- CONSIGNES
A - Dans le texte sur les intouchables, relevez tous les qualificatifs appliqués aux « hors castes » dans les premières phrases.
B - Reprenez le texte sur les intouchables juste après sa dernière phrase.

Les intouchables, les "hors castes" ? Des parasites. Bons à rien. Arriérés. Condamnés aux basses besognes. Il faut les fuir à tout prix.
Dans l'Inde de tous les possibles, mais aussi des préjugés tenaces, les routes de deux parias se croisent.
Elle, Isaï, était venue en cachette assister aux funérailles de sa mère. Lui, Murugan, d'un geste respectueux, a replacé une fleur tombée du brancard. Leur premier dialogue s'est fait en rythme et en musique. Chanter, jouer, ils en rêvent tous les deux. Ils osent partir.
Leur traversée du pays sera semée d'embûches et de mauvaises rencontres.
Mais Sarasvati, la déesse au luth, veille sur eux.

Mon avis : un récit que j'ai pris beaucoup de plaisir à lire et cela, dans le cadre du challenge "Bienvenue en Inde" proposé pas Hilde et soukee. Découverte d'un pays que je ne connais que très peu (par la lecture s'entend ; je n'ai bien sûr jamais mis un pied – une roue – en Asie).

Relevés des limites des éléments
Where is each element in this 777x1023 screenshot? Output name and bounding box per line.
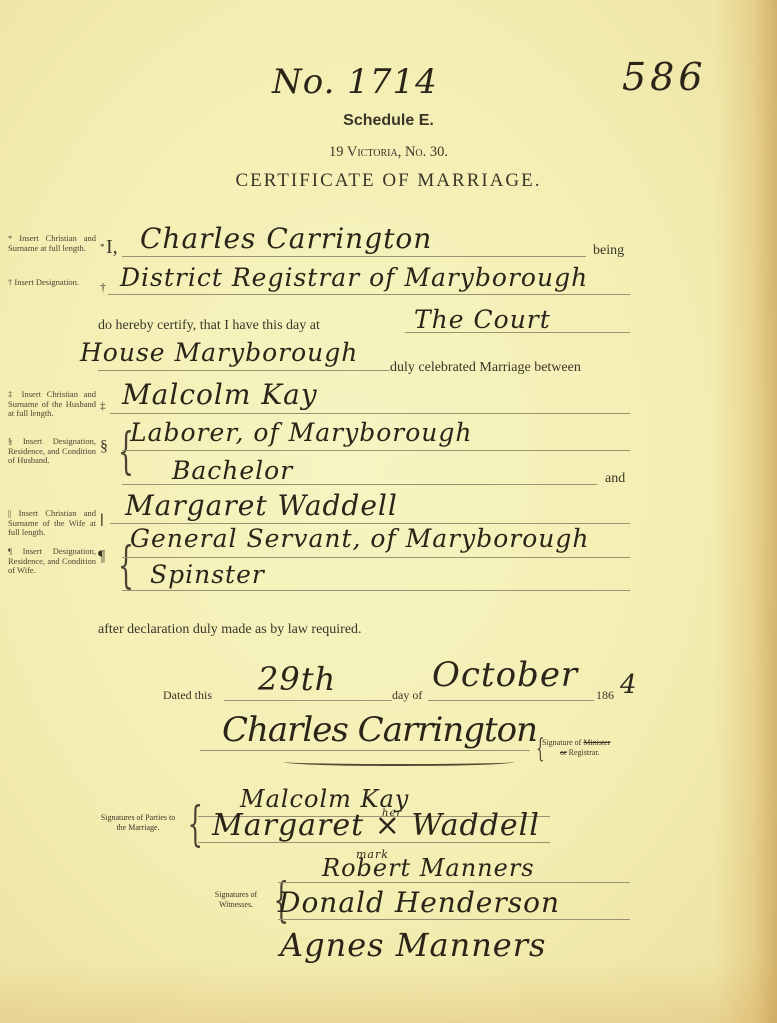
place-line-2 — [98, 370, 390, 371]
certificate-page: No. 1714 586 Schedule E. 19 Victoria, No… — [0, 0, 777, 1023]
margin-note-wife-details: ¶ Insert Designation, Residence, and Con… — [8, 547, 96, 576]
witness-1-signature: Robert Manners — [322, 854, 535, 882]
officiant-designation-line — [108, 294, 630, 295]
certificate-number: No. 1714 — [272, 62, 438, 102]
officiant-name-line — [122, 256, 586, 257]
year-prefix: 186 — [596, 688, 614, 703]
day-entry: 29th — [258, 660, 336, 698]
wife-signature: Margaret × Waddell — [212, 808, 540, 843]
husband-details-entry-2: Bachelor — [172, 456, 293, 485]
margin-note-officiant-name: * Insert Christian and Surname at full l… — [8, 234, 96, 253]
parties-signatures-label: Signatures of Parties to the Marriage. — [96, 813, 180, 833]
margin-note-husband-name: ‡ Insert Christian and Surname of the Hu… — [8, 390, 96, 419]
page-number: 586 — [622, 55, 707, 99]
and-label: and — [605, 471, 625, 487]
i-label: I, — [106, 236, 118, 259]
certify-text: do hereby certify, that I have this day … — [98, 318, 320, 334]
act-reference: 19 Victoria, No. 30. — [0, 144, 777, 161]
husband-details-entry-1: Laborer, of Maryborough — [130, 418, 473, 447]
wife-details-entry-2: Spinster — [150, 560, 265, 589]
place-entry-line-1: The Court — [414, 305, 551, 334]
parties-brace: { — [188, 800, 203, 848]
day-line — [224, 700, 392, 701]
section-symbol: § — [100, 438, 108, 456]
month-entry: October — [432, 655, 578, 695]
officiant-signature: Charles Carrington — [222, 710, 537, 750]
parallel-symbol: || — [100, 512, 102, 528]
dagger-symbol: † — [100, 280, 106, 295]
signature-label-suffix: Registrar. — [569, 748, 600, 757]
page-title: CERTIFICATE OF MARRIAGE. — [0, 170, 777, 192]
witness-1-line — [278, 882, 630, 883]
declaration-text: after declaration duly made as by law re… — [98, 622, 362, 638]
ddagger-symbol: ‡ — [100, 400, 106, 412]
margin-note-officiant-designation: † Insert Designation. — [8, 278, 96, 288]
officiant-designation-entry: District Registrar of Maryborough — [120, 263, 588, 292]
pilcrow-symbol: ¶ — [98, 548, 105, 566]
witness-2-line — [278, 919, 630, 920]
officiant-signature-line — [200, 750, 530, 751]
witness-2-signature: Donald Henderson — [278, 886, 560, 919]
husband-details-line-1 — [122, 450, 630, 451]
wife-details-line-2 — [122, 590, 630, 591]
margin-note-wife-name: || Insert Christian and Surname of the W… — [8, 509, 96, 538]
signature-flourish — [284, 758, 514, 766]
husband-name-entry: Malcolm Kay — [122, 378, 318, 411]
signature-label-prefix: Signature of — [542, 738, 581, 747]
place-entry-line-2: House Maryborough — [80, 338, 358, 367]
day-of-label: day of — [392, 688, 422, 703]
witness-3-signature: Agnes Manners — [280, 926, 546, 964]
month-line — [428, 700, 594, 701]
wife-details-line-1 — [122, 557, 630, 558]
celebrated-text: duly celebrated Marriage between — [390, 360, 581, 376]
wife-details-entry-1: General Servant, of Maryborough — [130, 524, 590, 553]
struck-minister: Minister — [583, 738, 610, 747]
officiant-signature-label: Signature of Minister or Registrar. — [542, 738, 610, 758]
wife-name-entry: Margaret Waddell — [125, 489, 398, 522]
husband-name-line — [110, 413, 630, 414]
witnesses-signatures-label: Signatures of Witnesses. — [204, 890, 268, 910]
schedule-label: Schedule E. — [0, 112, 777, 130]
year-entry: 4 — [620, 670, 638, 700]
dated-label: Dated this — [163, 688, 212, 703]
struck-or: or — [542, 748, 567, 757]
margin-note-husband-details: § Insert Designation, Residence, and Con… — [8, 437, 96, 466]
being-label: being — [593, 243, 624, 259]
officiant-name-entry: Charles Carrington — [140, 222, 432, 255]
star-symbol: * — [100, 242, 105, 252]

- RÉPONSES RÉDIGÉES
A - Des parasites ; Bons à rien ; Arriérés ; Condamnés aux basses besognes

B -
Nous suivons un pan de la vie d'Isaï, narratrice de sa propre histoire, dans un pays où il faut naître garçon si l'on veut jouir d'un tant soit peu de considération. Mais elle est fille, pauvre de surcroît, et soumise, en compagnie de sa maman, au diktat de sa tante, "tante cobra", un surnom tout à fait approprié pour cette femme, "persiffleuse" et persécutrice hors-pair.

C'est lorsque sa maman décède qu'Isaï décide de tenter de faire bouger les choses, laissant alors derrière elle la seule personne qui l'a aidée dans sa misère : son grand-père.

Le récit conte donc le parcours de cette enfant, qui a grandi trop vite et part sur les routes en compagnie de Murugan, un jeune garçon appartenant à ce que l'on appelle encore les "hors castes". Tous deux se soutiennent mutuellement et unissent leurs talents vocaux et musicaux.

Le récit est agréable à lire et ouvre une porte sur ce monde à mille lieues du nôtre. Isaï découvre un pays qu'elle n'imaginait pas, s'interroge, se bat tout en avançant, animée par le désir de retrouver son père et d'échapper au destin qui aurait dû être le sien…

Une superbe couverture colorée, Sarasvati sur son cygne, sert d'écrin à cette histoire émouvante et qui sonne juste.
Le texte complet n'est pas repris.